**WHAT TO PRODUCE:**
Wherever the string "prodotto" appears in the entries below, return the line that holds it.

**SUPPLIED DATA:**
-------------------------
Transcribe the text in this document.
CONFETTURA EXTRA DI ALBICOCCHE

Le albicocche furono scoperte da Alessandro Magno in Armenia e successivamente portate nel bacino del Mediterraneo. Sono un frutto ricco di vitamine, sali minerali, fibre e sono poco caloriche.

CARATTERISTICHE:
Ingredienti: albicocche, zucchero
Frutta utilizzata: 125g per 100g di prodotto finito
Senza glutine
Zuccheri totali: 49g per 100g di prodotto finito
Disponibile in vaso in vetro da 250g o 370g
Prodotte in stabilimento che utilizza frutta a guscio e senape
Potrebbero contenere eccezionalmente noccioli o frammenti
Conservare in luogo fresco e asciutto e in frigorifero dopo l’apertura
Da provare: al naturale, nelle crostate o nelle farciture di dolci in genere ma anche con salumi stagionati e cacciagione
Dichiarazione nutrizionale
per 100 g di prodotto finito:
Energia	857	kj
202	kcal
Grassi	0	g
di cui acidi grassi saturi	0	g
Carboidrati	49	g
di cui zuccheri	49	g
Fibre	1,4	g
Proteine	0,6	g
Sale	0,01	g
-------------------------
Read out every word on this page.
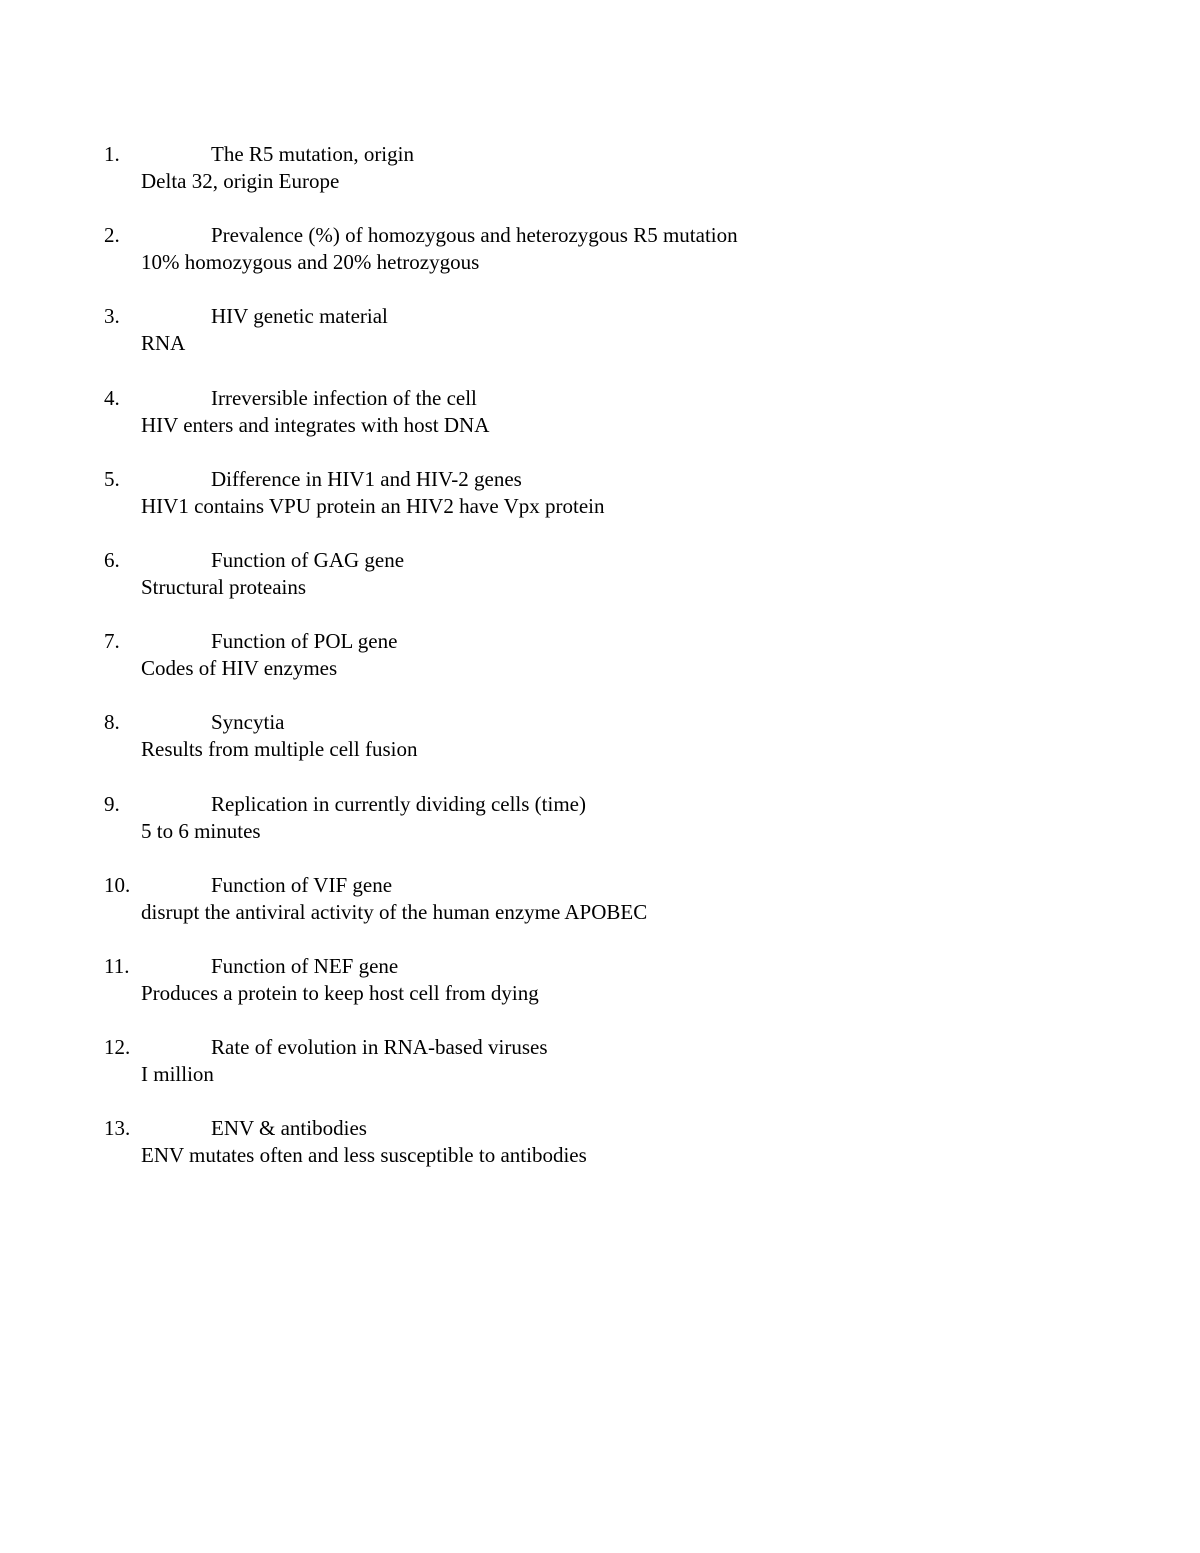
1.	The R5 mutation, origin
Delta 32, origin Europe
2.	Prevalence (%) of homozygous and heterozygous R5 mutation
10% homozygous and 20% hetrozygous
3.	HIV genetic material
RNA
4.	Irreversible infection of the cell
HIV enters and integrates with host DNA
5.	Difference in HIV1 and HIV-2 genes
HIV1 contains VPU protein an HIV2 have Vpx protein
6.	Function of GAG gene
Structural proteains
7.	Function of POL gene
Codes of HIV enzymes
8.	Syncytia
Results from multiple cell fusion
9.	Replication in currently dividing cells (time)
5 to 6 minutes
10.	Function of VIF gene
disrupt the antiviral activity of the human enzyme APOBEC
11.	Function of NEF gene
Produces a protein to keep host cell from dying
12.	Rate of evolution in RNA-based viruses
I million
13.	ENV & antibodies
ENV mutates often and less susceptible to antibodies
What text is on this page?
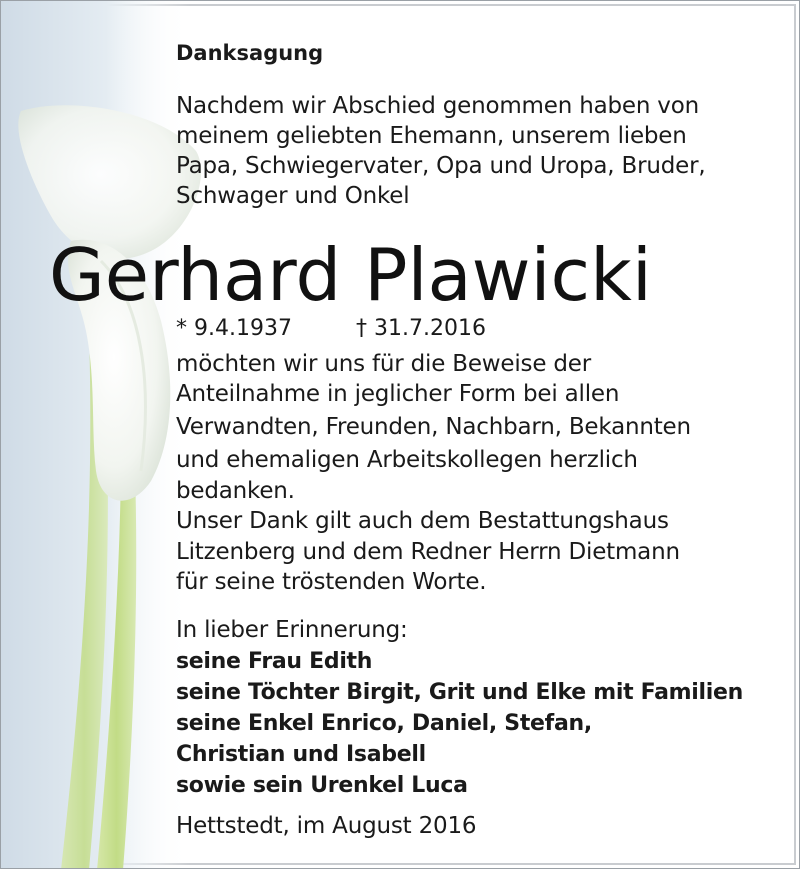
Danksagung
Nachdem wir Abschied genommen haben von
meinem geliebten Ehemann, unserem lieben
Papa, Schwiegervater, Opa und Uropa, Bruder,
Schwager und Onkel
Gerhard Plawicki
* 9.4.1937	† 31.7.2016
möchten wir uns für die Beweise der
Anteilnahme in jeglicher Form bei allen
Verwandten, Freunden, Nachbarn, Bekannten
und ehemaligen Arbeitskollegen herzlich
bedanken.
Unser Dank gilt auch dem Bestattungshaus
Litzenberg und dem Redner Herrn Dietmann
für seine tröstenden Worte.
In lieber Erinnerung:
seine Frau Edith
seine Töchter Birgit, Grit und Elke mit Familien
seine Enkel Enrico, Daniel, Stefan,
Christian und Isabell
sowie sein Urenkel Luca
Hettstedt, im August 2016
-------------------------
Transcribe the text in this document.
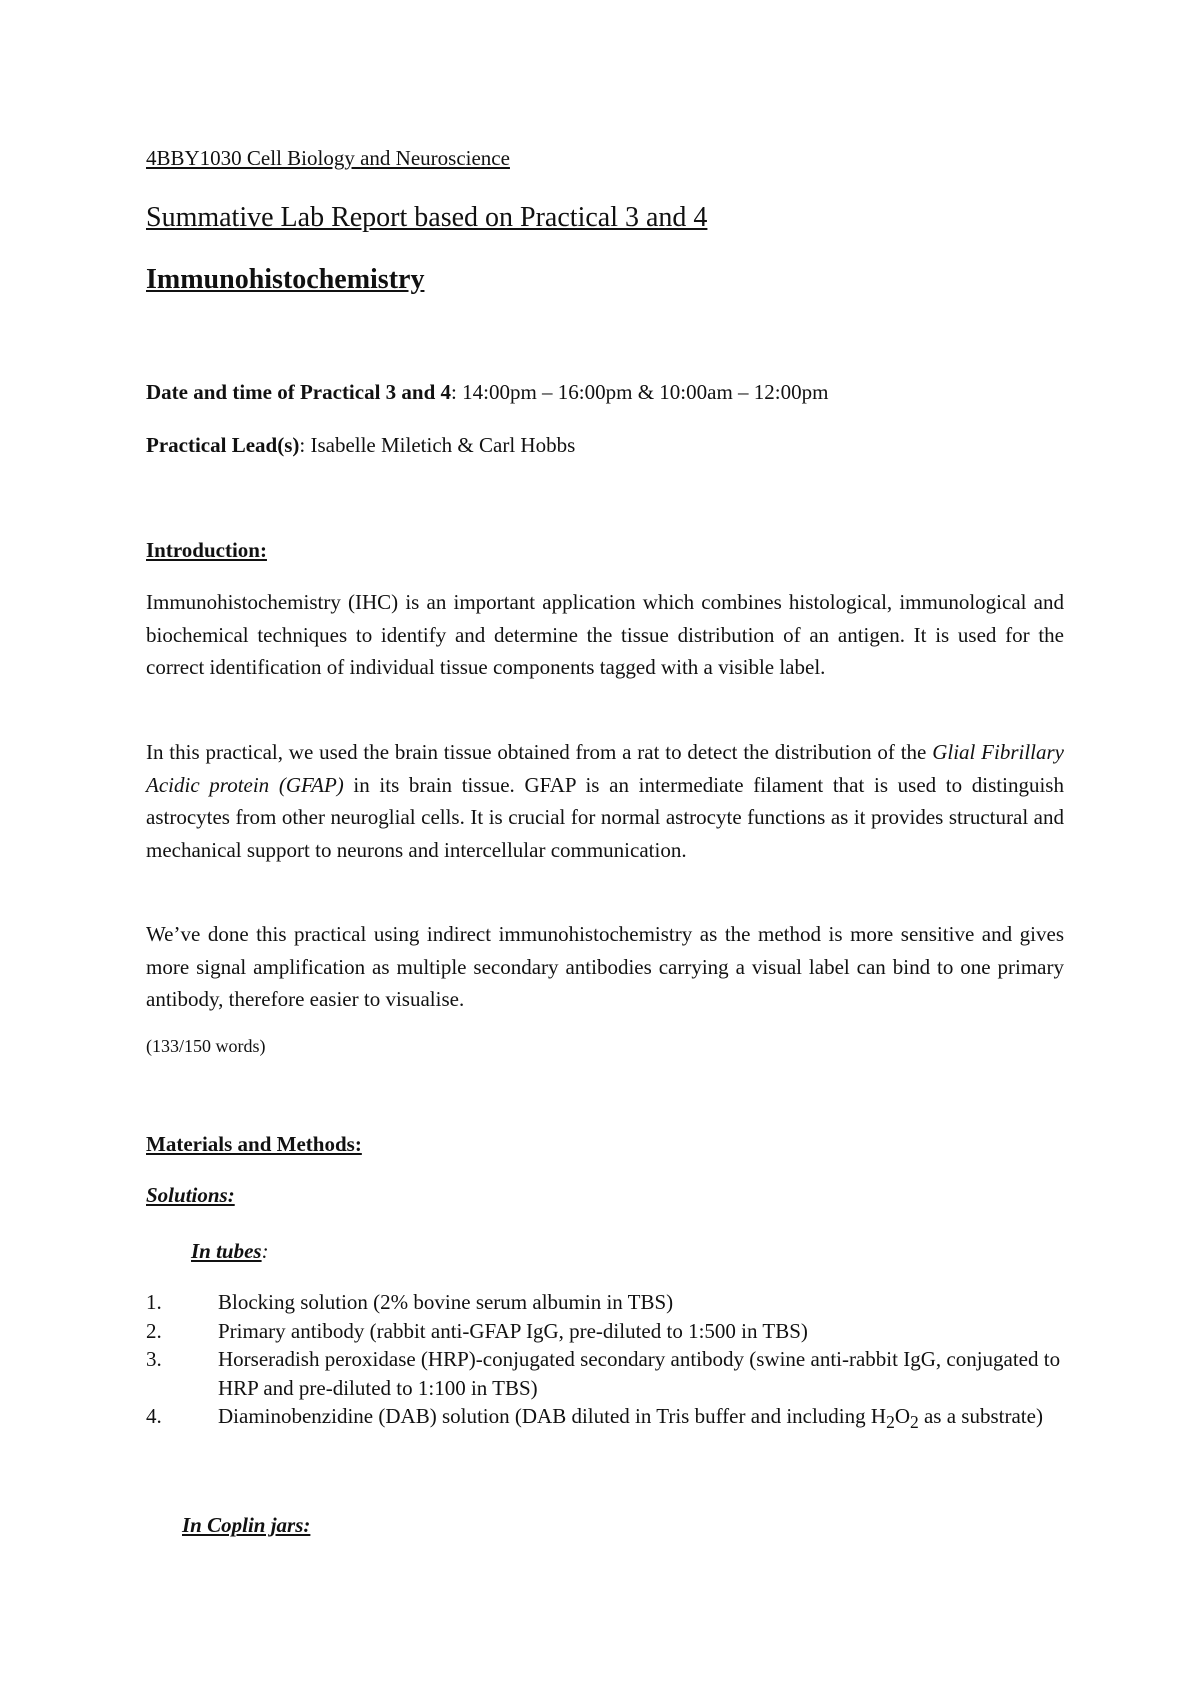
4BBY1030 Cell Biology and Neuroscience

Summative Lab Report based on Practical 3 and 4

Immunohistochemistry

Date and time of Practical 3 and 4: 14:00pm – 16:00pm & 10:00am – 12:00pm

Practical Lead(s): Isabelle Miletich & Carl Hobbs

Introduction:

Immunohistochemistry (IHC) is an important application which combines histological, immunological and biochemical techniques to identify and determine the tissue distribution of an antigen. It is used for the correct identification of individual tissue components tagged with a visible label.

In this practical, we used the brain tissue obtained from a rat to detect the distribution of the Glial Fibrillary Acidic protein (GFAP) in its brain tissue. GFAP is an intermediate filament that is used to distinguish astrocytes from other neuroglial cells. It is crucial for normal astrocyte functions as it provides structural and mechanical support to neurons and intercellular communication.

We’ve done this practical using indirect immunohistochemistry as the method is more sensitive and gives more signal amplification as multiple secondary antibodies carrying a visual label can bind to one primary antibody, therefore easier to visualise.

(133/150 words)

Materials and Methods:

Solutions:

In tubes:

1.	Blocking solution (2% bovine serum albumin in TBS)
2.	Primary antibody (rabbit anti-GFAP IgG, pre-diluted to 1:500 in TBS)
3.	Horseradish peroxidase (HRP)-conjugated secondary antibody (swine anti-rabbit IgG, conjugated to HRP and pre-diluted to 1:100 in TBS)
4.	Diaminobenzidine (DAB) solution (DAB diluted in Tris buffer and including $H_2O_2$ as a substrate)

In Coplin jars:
-------------------------
**SOLUTION:**
Frutta utilizzata: 125g per 100g di prodotto finito
Zuccheri totali: 49g per 100g di prodotto finito
per 100 g di prodotto finito:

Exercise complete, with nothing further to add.